• [Requirement]
Pull out every line below that contains the word "image".
____ Materials provided
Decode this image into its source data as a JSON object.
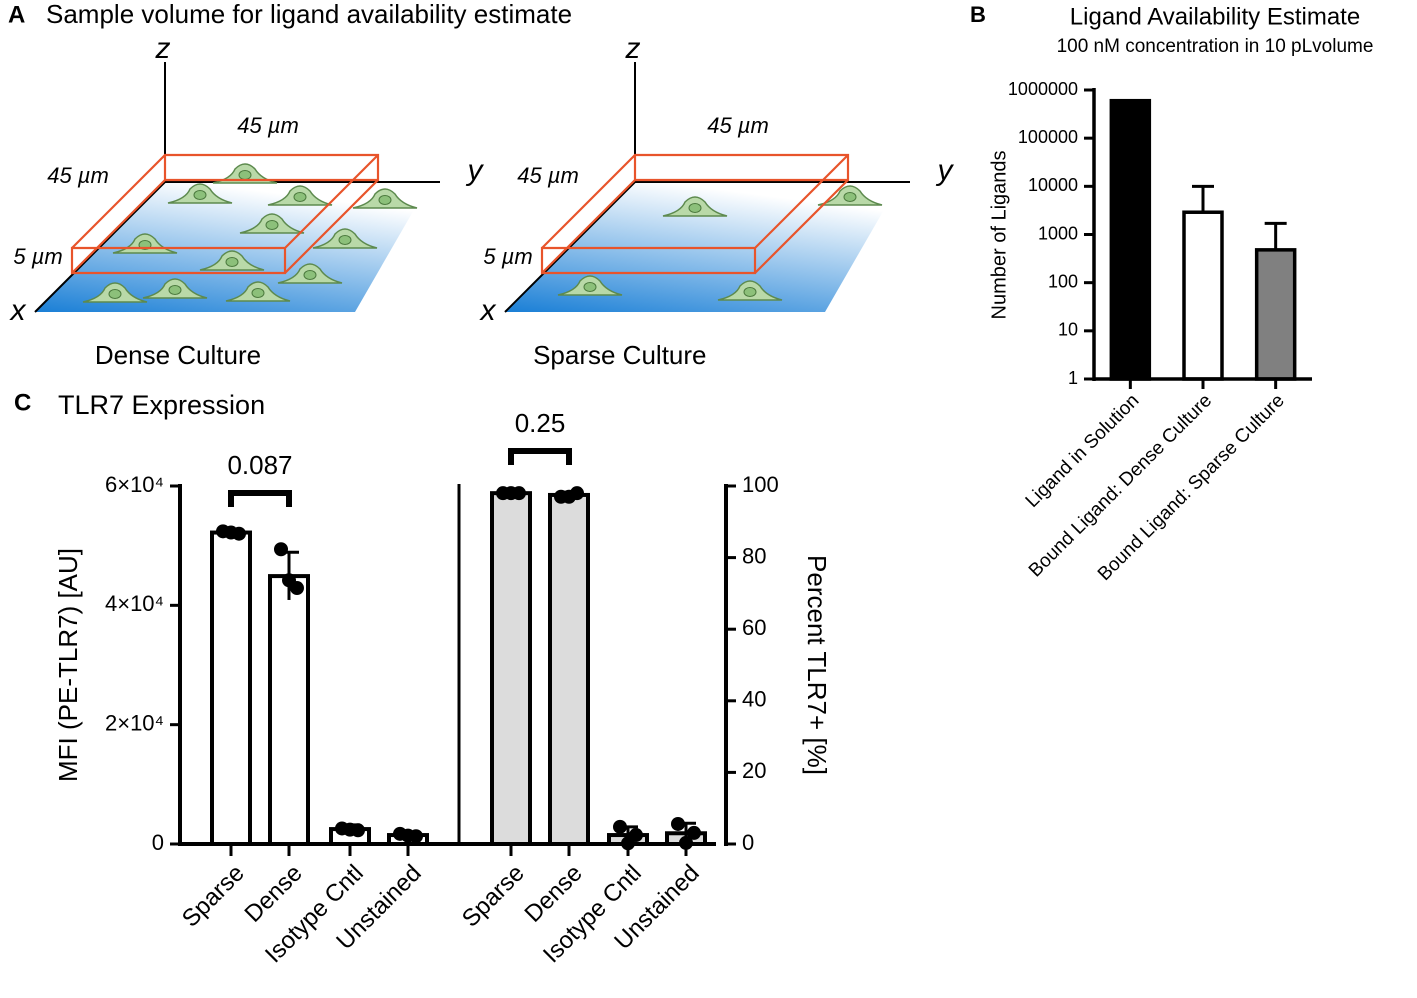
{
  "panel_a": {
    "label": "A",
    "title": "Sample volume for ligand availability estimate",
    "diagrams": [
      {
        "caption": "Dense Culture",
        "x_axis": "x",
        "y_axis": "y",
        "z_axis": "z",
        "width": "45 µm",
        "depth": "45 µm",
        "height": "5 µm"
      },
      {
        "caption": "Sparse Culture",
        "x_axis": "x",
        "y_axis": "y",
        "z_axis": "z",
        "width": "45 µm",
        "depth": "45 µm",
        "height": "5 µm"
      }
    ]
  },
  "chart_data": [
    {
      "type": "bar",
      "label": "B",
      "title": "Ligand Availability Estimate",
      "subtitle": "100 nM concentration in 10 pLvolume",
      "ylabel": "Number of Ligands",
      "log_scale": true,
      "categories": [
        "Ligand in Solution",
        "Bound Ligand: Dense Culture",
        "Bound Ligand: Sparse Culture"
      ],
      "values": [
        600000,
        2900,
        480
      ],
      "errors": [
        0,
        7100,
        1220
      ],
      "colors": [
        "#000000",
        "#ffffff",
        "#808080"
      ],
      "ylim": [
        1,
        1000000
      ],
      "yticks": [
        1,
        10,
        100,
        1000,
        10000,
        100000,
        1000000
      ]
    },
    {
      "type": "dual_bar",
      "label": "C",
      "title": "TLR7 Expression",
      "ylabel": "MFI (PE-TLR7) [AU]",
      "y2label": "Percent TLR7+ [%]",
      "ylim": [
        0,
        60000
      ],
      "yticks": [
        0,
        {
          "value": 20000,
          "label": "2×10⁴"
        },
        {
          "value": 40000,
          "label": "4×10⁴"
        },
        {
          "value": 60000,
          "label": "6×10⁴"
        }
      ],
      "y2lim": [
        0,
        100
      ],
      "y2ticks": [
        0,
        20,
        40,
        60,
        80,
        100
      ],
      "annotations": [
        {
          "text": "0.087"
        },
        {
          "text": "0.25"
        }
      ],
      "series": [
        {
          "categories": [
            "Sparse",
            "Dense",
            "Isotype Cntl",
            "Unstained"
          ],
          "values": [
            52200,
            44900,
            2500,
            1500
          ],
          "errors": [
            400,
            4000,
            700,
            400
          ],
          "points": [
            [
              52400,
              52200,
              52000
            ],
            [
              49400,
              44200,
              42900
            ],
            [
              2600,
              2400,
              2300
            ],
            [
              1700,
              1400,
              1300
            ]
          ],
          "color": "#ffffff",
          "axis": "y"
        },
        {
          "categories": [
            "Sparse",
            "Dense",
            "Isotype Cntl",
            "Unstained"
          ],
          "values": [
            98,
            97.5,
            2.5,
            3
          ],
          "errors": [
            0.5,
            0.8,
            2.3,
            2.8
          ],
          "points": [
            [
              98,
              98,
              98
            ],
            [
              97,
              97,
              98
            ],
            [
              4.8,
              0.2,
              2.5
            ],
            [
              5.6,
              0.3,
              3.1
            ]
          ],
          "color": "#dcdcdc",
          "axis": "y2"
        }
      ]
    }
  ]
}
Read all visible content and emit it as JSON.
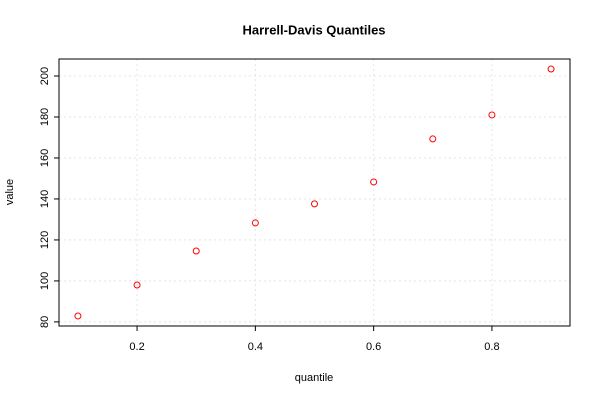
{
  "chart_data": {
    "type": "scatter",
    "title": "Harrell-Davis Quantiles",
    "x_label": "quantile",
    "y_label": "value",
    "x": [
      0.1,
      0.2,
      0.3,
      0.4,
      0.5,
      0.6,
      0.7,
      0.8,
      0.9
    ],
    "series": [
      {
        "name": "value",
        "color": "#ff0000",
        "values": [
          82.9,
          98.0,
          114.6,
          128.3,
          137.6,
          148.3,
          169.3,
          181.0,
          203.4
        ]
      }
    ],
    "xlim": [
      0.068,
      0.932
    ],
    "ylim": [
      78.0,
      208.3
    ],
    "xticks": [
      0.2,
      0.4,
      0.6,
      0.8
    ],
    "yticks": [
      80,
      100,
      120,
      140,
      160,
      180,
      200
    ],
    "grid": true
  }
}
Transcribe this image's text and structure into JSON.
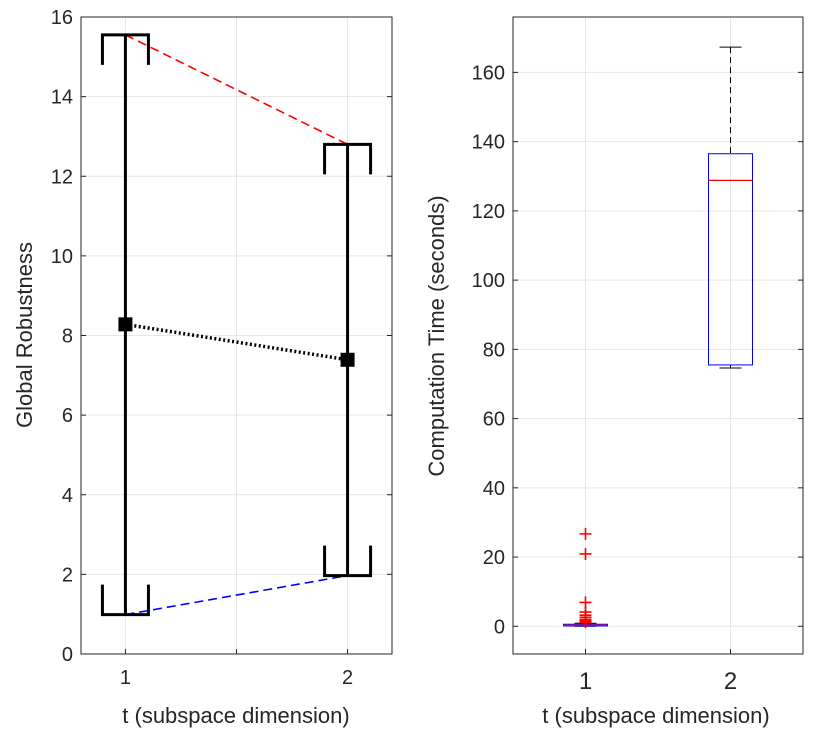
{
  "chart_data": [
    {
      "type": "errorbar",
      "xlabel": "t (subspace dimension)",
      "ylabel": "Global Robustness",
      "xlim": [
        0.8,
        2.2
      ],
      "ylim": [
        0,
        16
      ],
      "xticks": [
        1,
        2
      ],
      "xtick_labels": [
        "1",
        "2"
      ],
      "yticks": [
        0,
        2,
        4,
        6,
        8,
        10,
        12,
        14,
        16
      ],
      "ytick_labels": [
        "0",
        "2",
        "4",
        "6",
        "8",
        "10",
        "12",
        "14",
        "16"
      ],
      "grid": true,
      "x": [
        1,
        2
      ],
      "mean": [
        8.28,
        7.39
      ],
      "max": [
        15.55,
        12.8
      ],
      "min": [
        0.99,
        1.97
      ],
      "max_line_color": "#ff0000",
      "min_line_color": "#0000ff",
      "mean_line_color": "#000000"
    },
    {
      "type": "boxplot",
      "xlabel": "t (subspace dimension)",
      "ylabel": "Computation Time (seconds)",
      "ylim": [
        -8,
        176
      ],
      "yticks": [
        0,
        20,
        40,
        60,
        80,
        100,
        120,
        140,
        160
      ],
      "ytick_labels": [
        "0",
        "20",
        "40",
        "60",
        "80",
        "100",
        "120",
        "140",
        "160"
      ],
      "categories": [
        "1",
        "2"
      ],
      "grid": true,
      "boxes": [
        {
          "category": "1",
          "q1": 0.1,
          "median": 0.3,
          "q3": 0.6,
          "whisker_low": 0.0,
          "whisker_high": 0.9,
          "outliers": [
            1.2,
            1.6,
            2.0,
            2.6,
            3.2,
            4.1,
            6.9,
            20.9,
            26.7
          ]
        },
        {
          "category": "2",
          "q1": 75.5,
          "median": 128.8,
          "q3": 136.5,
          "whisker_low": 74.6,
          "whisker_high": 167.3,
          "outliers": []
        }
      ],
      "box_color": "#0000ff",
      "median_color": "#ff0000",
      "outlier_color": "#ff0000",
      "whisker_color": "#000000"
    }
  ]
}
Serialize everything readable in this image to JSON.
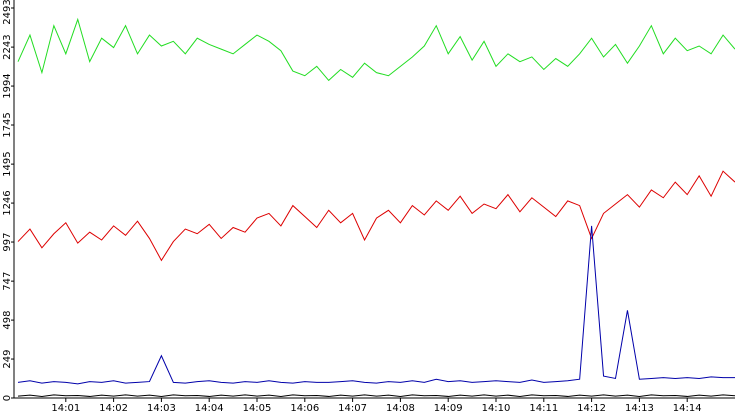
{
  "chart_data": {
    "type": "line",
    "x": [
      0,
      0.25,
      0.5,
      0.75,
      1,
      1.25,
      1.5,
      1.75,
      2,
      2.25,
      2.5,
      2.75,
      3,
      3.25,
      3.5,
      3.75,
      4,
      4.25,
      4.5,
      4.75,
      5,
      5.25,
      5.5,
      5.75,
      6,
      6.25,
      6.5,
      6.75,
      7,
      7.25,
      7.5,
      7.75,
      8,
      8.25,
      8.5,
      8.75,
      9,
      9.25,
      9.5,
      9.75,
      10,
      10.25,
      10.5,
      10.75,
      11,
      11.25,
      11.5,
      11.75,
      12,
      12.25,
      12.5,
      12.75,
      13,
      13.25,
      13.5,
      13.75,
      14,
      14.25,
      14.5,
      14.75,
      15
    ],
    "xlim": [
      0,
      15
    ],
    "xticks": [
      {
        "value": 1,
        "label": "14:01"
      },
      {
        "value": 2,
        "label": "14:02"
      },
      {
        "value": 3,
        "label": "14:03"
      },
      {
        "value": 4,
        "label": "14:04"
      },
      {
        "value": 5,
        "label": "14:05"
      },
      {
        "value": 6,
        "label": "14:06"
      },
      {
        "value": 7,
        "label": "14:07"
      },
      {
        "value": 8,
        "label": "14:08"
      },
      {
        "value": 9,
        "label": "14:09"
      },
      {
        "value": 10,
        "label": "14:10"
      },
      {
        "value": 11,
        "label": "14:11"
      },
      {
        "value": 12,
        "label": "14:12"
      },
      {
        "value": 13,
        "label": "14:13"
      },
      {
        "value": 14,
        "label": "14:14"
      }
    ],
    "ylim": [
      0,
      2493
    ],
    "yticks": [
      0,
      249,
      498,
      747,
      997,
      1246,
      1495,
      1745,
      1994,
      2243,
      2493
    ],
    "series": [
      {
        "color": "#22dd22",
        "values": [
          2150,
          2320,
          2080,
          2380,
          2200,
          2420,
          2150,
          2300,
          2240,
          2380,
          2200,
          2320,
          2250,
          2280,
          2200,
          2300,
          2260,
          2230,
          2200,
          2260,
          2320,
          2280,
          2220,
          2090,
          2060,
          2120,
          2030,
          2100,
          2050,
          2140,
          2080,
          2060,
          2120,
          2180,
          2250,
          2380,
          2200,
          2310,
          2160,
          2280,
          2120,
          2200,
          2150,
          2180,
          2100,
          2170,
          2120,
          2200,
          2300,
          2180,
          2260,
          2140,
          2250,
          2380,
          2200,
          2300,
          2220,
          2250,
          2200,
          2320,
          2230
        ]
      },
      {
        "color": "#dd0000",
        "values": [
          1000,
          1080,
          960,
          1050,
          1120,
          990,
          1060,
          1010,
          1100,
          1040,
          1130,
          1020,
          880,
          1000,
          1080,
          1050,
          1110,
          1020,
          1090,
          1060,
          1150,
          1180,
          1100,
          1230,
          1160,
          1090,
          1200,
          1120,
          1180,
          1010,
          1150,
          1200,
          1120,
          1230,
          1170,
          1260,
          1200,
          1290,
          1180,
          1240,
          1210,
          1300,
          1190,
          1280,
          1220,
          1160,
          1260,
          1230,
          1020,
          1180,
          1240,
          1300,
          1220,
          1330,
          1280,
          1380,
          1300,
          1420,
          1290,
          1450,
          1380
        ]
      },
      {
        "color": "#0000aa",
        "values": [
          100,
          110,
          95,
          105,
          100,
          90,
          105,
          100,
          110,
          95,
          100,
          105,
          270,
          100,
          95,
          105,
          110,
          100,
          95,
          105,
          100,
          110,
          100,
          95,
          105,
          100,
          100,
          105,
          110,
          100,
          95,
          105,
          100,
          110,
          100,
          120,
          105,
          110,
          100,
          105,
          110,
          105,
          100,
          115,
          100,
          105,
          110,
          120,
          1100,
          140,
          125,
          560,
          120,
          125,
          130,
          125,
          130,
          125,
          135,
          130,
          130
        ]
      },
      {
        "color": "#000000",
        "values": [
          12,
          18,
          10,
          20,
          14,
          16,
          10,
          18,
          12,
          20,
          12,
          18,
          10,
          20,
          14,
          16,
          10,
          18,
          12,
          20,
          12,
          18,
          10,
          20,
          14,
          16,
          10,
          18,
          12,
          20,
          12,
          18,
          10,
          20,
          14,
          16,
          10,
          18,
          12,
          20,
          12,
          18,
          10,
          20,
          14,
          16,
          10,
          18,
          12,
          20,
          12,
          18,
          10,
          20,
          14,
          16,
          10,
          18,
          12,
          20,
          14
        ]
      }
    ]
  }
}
________
• [Expected answer]
Decode this image into its source data as a JSON object.
Transcribe this image's text and structure into JSON.
Serialize everything readable in this image to JSON.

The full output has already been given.